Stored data
-- Begin --

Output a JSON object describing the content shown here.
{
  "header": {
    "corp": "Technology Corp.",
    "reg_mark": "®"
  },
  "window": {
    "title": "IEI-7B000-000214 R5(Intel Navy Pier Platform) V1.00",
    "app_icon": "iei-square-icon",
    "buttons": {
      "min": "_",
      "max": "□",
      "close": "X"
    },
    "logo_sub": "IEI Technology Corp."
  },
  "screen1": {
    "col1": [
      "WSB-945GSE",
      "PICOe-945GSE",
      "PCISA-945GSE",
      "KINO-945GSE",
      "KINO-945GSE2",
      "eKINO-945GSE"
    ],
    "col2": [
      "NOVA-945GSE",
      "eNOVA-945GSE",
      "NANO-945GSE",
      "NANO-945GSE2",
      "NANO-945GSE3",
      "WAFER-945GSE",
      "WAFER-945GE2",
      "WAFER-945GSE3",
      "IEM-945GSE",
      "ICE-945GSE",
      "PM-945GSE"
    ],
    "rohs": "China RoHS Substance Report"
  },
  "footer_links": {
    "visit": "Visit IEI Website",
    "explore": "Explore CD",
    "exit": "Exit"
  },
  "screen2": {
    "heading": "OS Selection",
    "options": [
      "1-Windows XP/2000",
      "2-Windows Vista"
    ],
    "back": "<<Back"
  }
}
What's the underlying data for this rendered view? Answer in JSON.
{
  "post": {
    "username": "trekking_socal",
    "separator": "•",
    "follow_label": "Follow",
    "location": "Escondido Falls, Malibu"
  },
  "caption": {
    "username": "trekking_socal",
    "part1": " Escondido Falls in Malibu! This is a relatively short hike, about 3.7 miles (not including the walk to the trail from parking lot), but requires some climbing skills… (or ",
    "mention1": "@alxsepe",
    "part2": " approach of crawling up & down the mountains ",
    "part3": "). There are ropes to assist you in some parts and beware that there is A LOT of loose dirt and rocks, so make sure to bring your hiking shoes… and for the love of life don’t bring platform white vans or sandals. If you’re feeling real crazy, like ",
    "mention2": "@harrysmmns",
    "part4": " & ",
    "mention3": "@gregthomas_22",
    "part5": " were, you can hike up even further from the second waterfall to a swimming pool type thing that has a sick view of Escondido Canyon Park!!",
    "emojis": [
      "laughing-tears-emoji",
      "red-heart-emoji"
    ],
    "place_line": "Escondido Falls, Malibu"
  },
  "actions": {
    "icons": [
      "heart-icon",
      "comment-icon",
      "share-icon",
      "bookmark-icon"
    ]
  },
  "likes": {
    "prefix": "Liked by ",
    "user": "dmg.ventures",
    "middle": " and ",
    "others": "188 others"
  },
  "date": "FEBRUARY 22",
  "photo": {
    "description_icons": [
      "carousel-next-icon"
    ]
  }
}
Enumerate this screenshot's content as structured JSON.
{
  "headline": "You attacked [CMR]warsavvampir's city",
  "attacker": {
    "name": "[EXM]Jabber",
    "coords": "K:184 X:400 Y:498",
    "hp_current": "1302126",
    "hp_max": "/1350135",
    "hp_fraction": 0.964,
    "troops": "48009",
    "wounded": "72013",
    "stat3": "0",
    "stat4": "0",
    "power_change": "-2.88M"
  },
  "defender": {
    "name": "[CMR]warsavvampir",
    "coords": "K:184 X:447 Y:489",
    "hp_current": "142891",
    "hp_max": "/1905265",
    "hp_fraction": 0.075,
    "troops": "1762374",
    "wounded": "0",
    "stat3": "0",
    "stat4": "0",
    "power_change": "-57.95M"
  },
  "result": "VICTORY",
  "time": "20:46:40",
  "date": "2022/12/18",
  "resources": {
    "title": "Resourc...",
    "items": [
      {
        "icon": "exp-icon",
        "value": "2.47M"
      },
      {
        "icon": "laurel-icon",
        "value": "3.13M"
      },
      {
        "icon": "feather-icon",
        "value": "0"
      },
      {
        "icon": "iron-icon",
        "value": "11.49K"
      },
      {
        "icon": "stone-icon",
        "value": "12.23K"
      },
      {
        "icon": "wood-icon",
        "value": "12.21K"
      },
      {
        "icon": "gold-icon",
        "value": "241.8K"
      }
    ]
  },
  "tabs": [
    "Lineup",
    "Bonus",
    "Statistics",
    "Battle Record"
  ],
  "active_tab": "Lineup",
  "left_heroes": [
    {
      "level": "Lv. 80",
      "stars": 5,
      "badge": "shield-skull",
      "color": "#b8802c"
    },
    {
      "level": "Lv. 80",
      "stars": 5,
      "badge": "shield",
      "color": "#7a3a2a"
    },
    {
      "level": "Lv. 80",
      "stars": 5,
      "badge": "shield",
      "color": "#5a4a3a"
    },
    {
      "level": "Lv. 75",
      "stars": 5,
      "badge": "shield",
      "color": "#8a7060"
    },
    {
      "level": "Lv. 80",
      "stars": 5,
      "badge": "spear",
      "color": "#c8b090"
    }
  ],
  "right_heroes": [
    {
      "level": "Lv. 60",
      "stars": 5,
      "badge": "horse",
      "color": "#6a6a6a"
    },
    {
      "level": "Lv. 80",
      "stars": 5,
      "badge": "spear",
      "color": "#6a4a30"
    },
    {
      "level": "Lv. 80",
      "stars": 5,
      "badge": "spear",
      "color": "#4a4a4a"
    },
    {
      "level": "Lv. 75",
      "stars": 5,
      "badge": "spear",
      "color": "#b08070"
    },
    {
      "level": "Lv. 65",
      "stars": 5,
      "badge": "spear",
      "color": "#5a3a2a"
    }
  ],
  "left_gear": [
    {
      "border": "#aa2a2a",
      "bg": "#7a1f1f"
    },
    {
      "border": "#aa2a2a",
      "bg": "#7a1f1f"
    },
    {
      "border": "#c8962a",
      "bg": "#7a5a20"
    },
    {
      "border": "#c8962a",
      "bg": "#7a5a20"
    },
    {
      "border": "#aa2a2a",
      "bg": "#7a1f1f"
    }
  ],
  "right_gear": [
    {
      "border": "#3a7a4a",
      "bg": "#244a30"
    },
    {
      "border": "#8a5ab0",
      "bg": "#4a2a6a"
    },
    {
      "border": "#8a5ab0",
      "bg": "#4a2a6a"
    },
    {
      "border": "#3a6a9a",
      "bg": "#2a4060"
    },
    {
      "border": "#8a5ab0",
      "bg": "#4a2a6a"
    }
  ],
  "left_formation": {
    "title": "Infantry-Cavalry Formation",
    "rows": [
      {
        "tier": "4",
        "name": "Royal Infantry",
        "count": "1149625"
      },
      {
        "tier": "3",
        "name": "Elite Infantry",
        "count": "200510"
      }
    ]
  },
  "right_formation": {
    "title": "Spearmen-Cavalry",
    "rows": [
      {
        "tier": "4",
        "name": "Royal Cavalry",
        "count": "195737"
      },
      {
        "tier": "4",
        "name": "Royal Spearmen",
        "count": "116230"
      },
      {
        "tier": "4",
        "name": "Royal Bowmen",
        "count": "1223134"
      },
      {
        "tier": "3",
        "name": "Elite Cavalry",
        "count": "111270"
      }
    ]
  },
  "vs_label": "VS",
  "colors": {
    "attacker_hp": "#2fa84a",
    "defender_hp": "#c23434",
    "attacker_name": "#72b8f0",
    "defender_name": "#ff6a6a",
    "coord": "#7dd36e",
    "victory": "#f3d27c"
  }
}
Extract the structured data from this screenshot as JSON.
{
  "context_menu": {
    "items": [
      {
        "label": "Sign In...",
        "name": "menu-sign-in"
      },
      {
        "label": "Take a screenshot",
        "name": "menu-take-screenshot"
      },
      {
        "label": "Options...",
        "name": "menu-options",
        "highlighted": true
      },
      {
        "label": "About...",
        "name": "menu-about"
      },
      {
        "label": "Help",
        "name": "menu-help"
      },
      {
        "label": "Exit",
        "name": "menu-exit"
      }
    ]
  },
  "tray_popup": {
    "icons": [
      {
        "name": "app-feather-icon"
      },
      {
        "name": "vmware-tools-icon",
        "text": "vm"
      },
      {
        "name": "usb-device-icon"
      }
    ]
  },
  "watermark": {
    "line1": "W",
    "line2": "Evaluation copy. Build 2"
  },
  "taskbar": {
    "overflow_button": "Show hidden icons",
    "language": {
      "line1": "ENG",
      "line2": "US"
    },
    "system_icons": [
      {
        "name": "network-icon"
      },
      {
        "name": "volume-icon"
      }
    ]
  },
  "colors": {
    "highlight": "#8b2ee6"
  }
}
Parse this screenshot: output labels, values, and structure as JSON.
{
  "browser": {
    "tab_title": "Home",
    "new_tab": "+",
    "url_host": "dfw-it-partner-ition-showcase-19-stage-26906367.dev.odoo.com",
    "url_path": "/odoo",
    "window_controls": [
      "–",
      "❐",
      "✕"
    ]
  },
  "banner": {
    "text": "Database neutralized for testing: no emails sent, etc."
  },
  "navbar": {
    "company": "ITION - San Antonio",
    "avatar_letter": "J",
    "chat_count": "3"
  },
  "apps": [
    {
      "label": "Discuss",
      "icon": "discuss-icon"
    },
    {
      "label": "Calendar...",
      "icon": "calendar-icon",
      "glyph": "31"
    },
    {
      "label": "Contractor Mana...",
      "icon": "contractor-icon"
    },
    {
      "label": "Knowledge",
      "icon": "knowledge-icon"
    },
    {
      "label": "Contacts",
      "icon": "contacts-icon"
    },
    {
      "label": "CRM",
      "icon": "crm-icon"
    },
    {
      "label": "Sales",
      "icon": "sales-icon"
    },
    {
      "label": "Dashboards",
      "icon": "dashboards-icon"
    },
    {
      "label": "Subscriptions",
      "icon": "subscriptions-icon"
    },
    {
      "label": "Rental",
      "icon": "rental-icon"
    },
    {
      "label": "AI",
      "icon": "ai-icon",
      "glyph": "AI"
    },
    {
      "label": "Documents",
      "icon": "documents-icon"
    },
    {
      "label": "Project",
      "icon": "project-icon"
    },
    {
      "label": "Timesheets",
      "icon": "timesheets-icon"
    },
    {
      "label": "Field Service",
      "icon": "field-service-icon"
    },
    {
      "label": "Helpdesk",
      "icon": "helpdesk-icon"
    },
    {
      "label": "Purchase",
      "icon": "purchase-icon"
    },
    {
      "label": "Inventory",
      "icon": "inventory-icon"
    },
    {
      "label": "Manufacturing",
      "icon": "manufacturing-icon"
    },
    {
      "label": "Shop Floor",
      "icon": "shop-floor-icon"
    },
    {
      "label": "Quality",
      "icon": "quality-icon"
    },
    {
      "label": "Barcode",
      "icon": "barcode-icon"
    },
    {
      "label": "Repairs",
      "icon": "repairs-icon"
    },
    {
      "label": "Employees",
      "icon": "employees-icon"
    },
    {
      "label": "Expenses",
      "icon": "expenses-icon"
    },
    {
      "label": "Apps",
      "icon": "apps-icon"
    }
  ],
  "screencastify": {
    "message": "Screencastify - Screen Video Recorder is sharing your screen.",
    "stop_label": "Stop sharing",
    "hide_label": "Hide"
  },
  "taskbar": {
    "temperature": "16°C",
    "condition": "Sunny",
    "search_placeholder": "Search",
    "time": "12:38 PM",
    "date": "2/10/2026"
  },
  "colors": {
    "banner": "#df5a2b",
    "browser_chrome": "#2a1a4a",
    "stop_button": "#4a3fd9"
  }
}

-- End --

* _YOUR TASK_:
In the entries above, identify every line with the string "Cavalry".

* _FULL ANSWER_:
    "title": "Infantry-Cavalry Formation",
    "title": "Spearmen-Cavalry",
        "name": "Royal Cavalry",
        "name": "Elite Cavalry",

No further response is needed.